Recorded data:
########################################
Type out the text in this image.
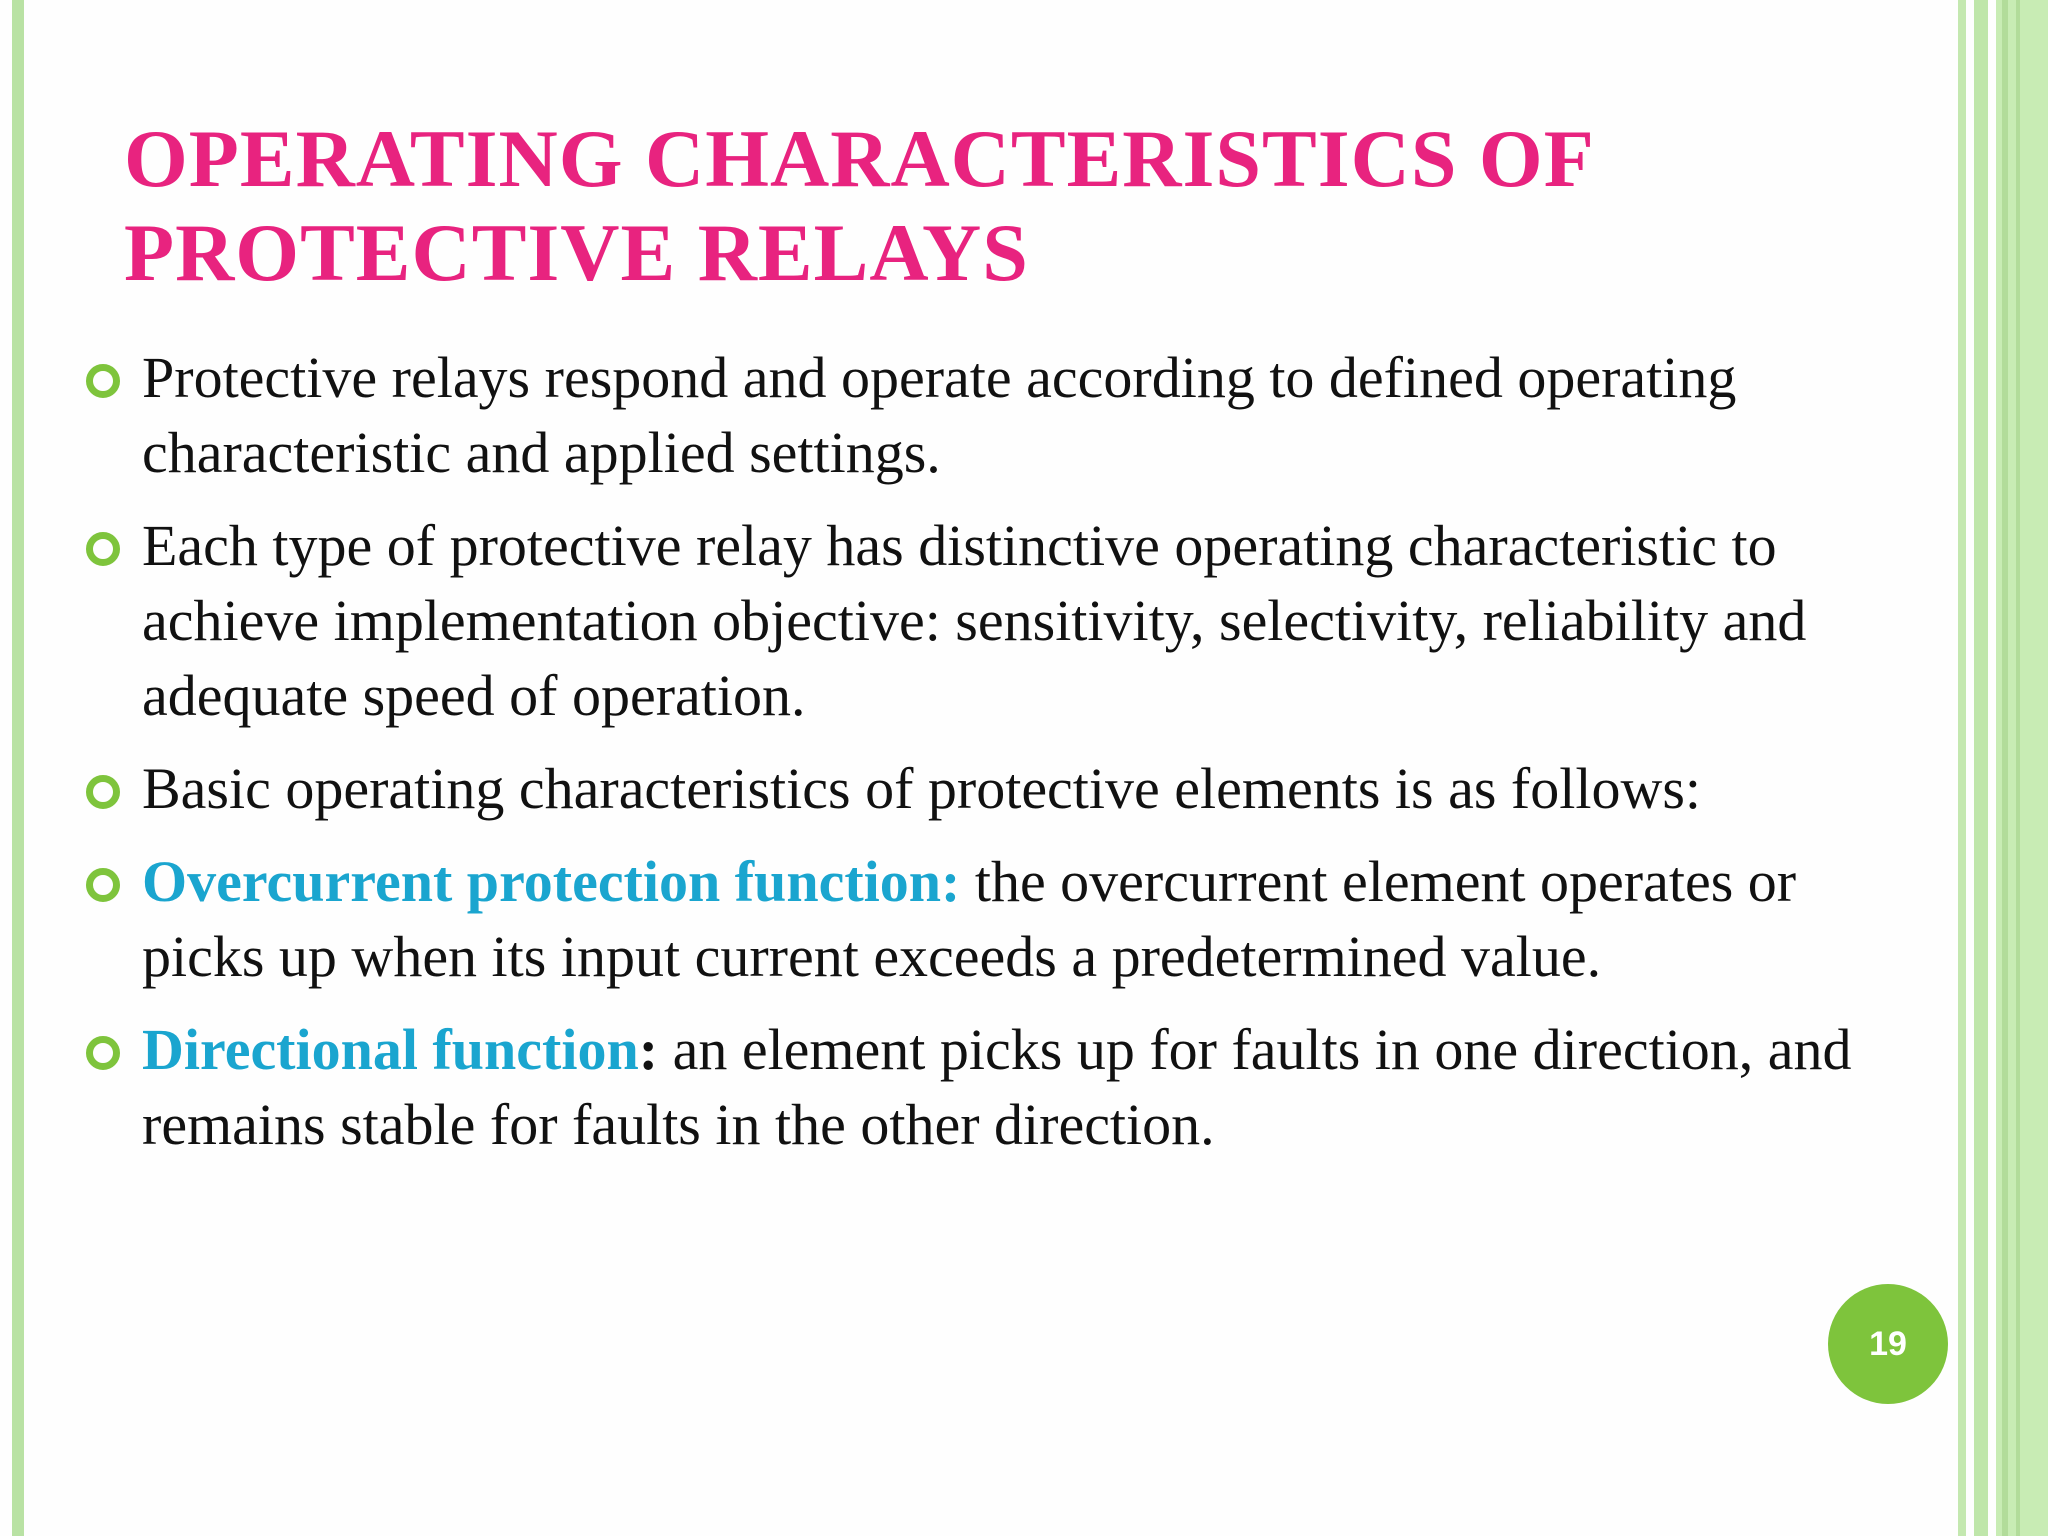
OPERATING CHARACTERISTICS OF PROTECTIVE RELAYS
Protective relays respond and operate according to defined operating characteristic and applied settings.
Each type of protective relay has distinctive operating characteristic to achieve implementation objective: sensitivity, selectivity, reliability and adequate speed of operation.
Basic operating characteristics of protective elements is as follows:
Overcurrent protection function: the overcurrent element operates or picks up when its input current exceeds a predetermined value.
Directional function: an element picks up for faults in one direction, and remains stable for faults in the other direction.
19
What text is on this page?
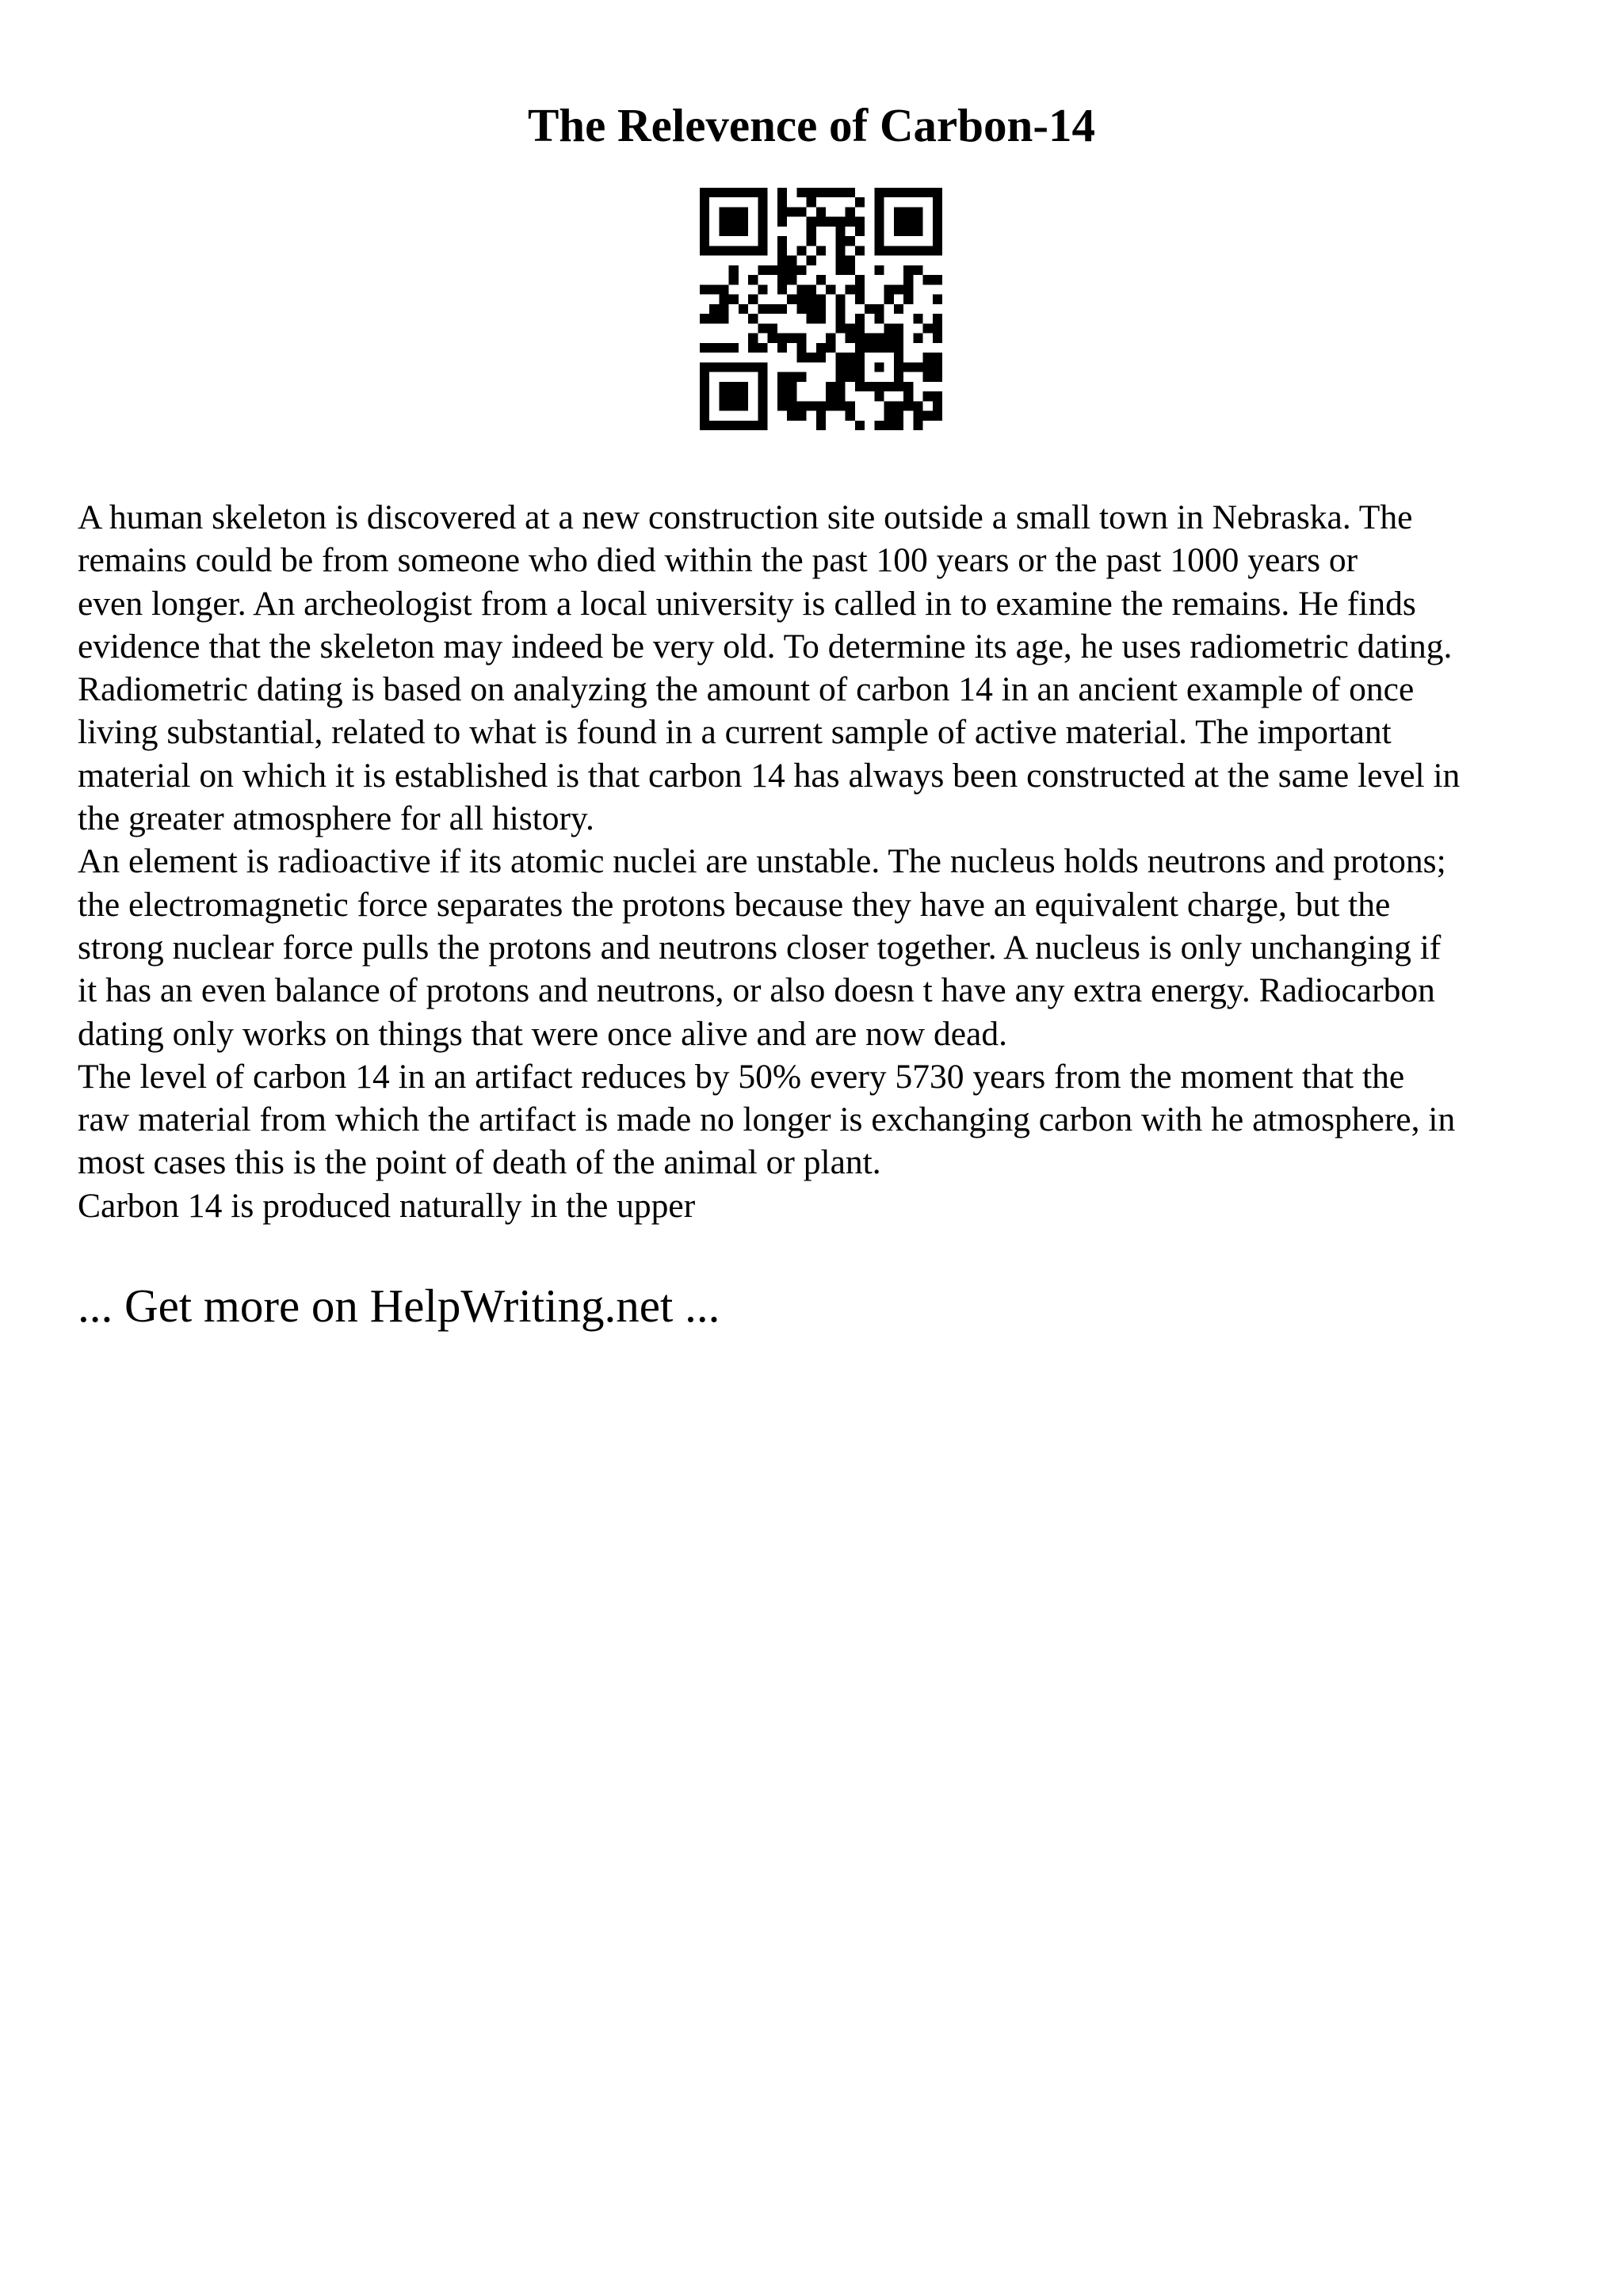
The Relevence of Carbon-14

A human skeleton is discovered at a new construction site outside a small town in Nebraska. The
remains could be from someone who died within the past 100 years or the past 1000 years or
even longer. An archeologist from a local university is called in to examine the remains. He finds
evidence that the skeleton may indeed be very old. To determine its age, he uses radiometric dating.
Radiometric dating is based on analyzing the amount of carbon 14 in an ancient example of once
living substantial, related to what is found in a current sample of active material. The important
material on which it is established is that carbon 14 has always been constructed at the same level in
the greater atmosphere for all history.

An element is radioactive if its atomic nuclei are unstable. The nucleus holds neutrons and protons;
the electromagnetic force separates the protons because they have an equivalent charge, but the
strong nuclear force pulls the protons and neutrons closer together. A nucleus is only unchanging if
it has an even balance of protons and neutrons, or also doesn t have any extra energy. Radiocarbon
dating only works on things that were once alive and are now dead.

The level of carbon 14 in an artifact reduces by 50% every 5730 years from the moment that the
raw material from which the artifact is made no longer is exchanging carbon with he atmosphere, in
most cases this is the point of death of the animal or plant.

Carbon 14 is produced naturally in the upper

... Get more on HelpWriting.net ...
########################################
EXERCISE DETAILS:
List every line above that holds the word "artifact".

ANSWER TO THE PROBLEM:
The level of carbon 14 in an artifact reduces by 50% every 5730 years from the moment that the
raw material from which the artifact is made no longer is exchanging carbon with he atmosphere, in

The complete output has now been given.